_Extrait présenté_.
__________________________________________________

Des principes de l’économie politique et de l’impôt/Chapitre 28

Des principes de l’économie politique et de l’impôt

CHAPITRE XXVIII.

DE LA VALEUR COMPARATIVE DE L’OR, DU BLÉ, ET DE LA MAIN-D’ŒUVRE, DANS LES PAYS RICHES ET DANS LES PAYS PAUVRES.


« L’or et l’argent comme toute autre marchandise, dit Adam Smith, cherchent naturellement le marché où l’on donne le meilleur prix pour les avoir. Or, pour quelque denrée que ce soit, ce meilleur prix sera toujours offert par le pays qui est le plus en état de le donner. Le travail, comme il faut toujours se le rappeler, est le prix qui, en dernière analyse, paie tout, et dans deux pays ou le travail sera également bien récompensé, le prix du travail en argent sera en proportion du prix des subsistances. L’or et l’argent s’échangeront donc naturellement contre une plus grande quantité de subsistances dans un pays riche que dans un pays pauvre, dans un pays où les subsistances abondent, que dans un pays qui n’en est que médiocrement fourni. »

Mais le blé est une marchandise, ainsi que l’argent et les autres choses ; or, si toutes les marchandises ont une grande valeur échangeable dans un pays riche, on ne doit pas en excepter le blé. Il pourrait donc être exact de dire, en ce cas, que le blé s’échange contre une grande quantité de monnaies, parce qu’il est cher, et que la monnaie s’échange de même contre une grande quantité de blé, parce qu’elle est chère aussi, ce qui serait affirmer que le blé est à la fois cher et à bon marché. Il n’y a pas de principe qui puisse être mieux établi en économie politique que celui par lequel on reconnaît qu’un pays riche, de même qu’un pays pauvre, est retenu dans l’accroissement de sa population par la difficulté progressive d’obtenir des subsistances. Cette difficulté doit nécessairement faire hausser le prix relatif des subsistances et en encourager l’importation. Comment se peut-il que la monnaie d’or ou d’argent s’échange contre plus de blé dans les pays riches que dans les pays pauvres ? Ce n’est guère que dans les pays riches où le blé est cher, que les propriétaires fonciers engagent la législature à prohiber l’importation du blé. A-t-on jamais entendu parler d’une loi en Amérique ou en Pologne qui défendît l’importation des produits de l’agriculture ? La nature y a mis un obstacle insurmontable en rendant la production de ces denrées beaucoup plus facile dans ces pays-là que dans les autres.

__________________________________________________

_Consigne_. Reproduisez intégralement l'extrait sur la valeur comparative de l'or, du blé et de la main-d'œuvre, à l'identique et sans omission.

_Données fournies_.
__________________________________________________

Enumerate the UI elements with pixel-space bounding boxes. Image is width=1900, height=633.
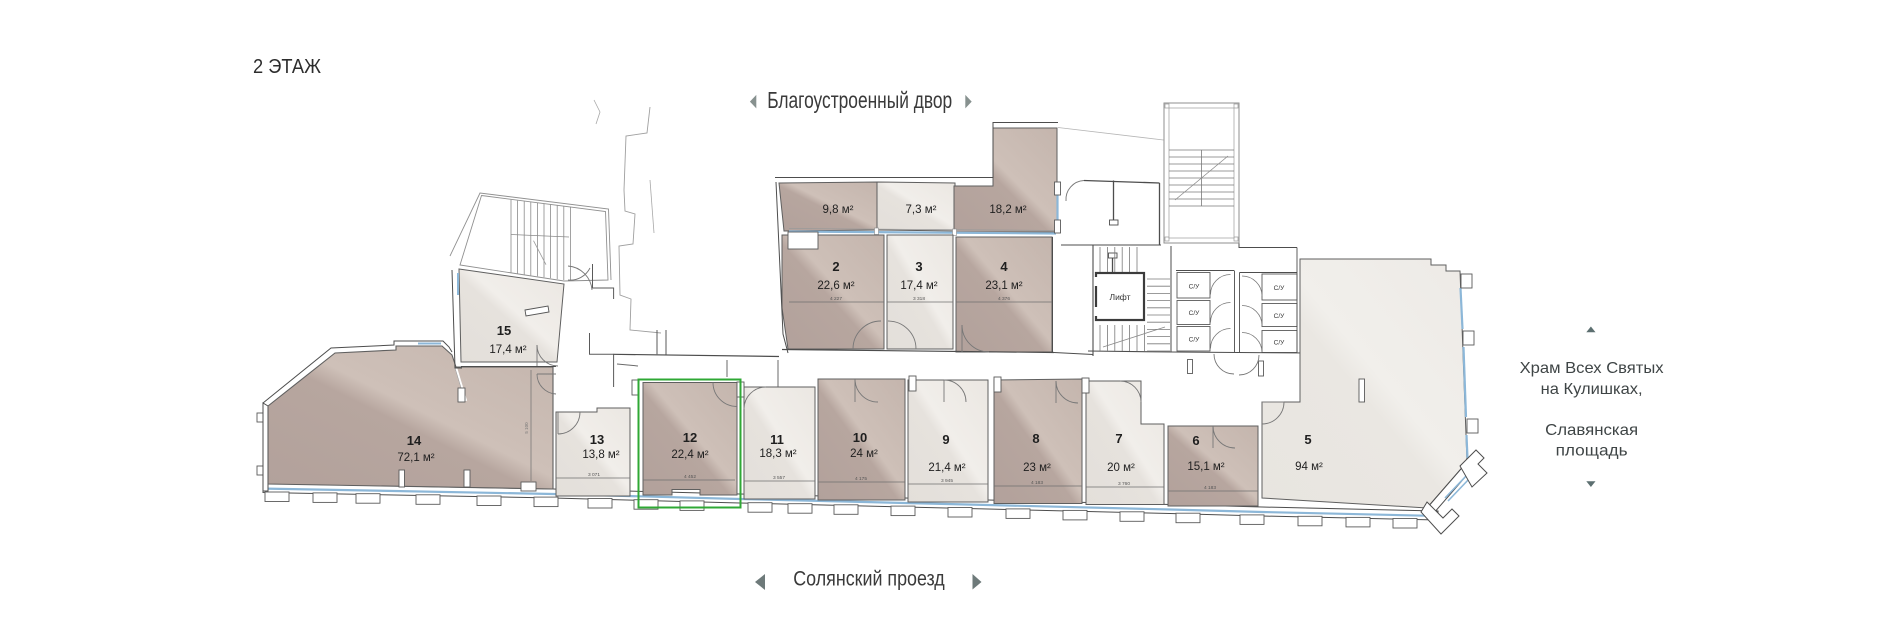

__________________________________________________

_Réponse ci-dessous_.
Des principes de l’économie politique et de l’impôt/Chapitre 28

Des principes de l’économie politique et de l’impôt

CHAPITRE XXVIII.

DE LA VALEUR COMPARATIVE DE L’OR, DU BLÉ, ET DE LA MAIN-D’ŒUVRE, DANS LES PAYS RICHES ET DANS LES PAYS PAUVRES.


« L’or et l’argent comme toute autre marchandise, dit Adam Smith, cherchent naturellement le marché où l’on donne le meilleur prix pour les avoir. Or, pour quelque denrée que ce soit, ce meilleur prix sera toujours offert par le pays qui est le plus en état de le donner. Le travail, comme il faut toujours se le rappeler, est le prix qui, en dernière analyse, paie tout, et dans deux pays ou le travail sera également bien récompensé, le prix du travail en argent sera en proportion du prix des subsistances. L’or et l’argent s’échangeront donc naturellement contre une plus grande quantité de subsistances dans un pays riche que dans un pays pauvre, dans un pays où les subsistances abondent, que dans un pays qui n’en est que médiocrement fourni. »

Mais le blé est une marchandise, ainsi que l’argent et les autres choses ; or, si toutes les marchandises ont une grande valeur échangeable dans un pays riche, on ne doit pas en excepter le blé. Il pourrait donc être exact de dire, en ce cas, que le blé s’échange contre une grande quantité de monnaies, parce qu’il est cher, et que la monnaie s’échange de même contre une grande quantité de blé, parce qu’elle est chère aussi, ce qui serait affirmer que le blé est à la fois cher et à bon marché. Il n’y a pas de principe qui puisse être mieux établi en économie politique que celui par lequel on reconnaît qu’un pays riche, de même qu’un pays pauvre, est retenu dans l’accroissement de sa population par la difficulté progressive d’obtenir des subsistances. Cette difficulté doit nécessairement faire hausser le prix relatif des subsistances et en encourager l’importation. Comment se peut-il que la monnaie d’or ou d’argent s’échange contre plus de blé dans les pays riches que dans les pays pauvres ? Ce n’est guère que dans les pays riches où le blé est cher, que les propriétaires fonciers engagent la législature à prohiber l’importation du blé. A-t-on jamais entendu parler d’une loi en Amérique ou en Pologne qui défendît l’importation des produits de l’agriculture ? La nature y a mis un obstacle insurmontable en rendant la production de ces denrées beaucoup plus facile dans ces pays-là que dans les autres.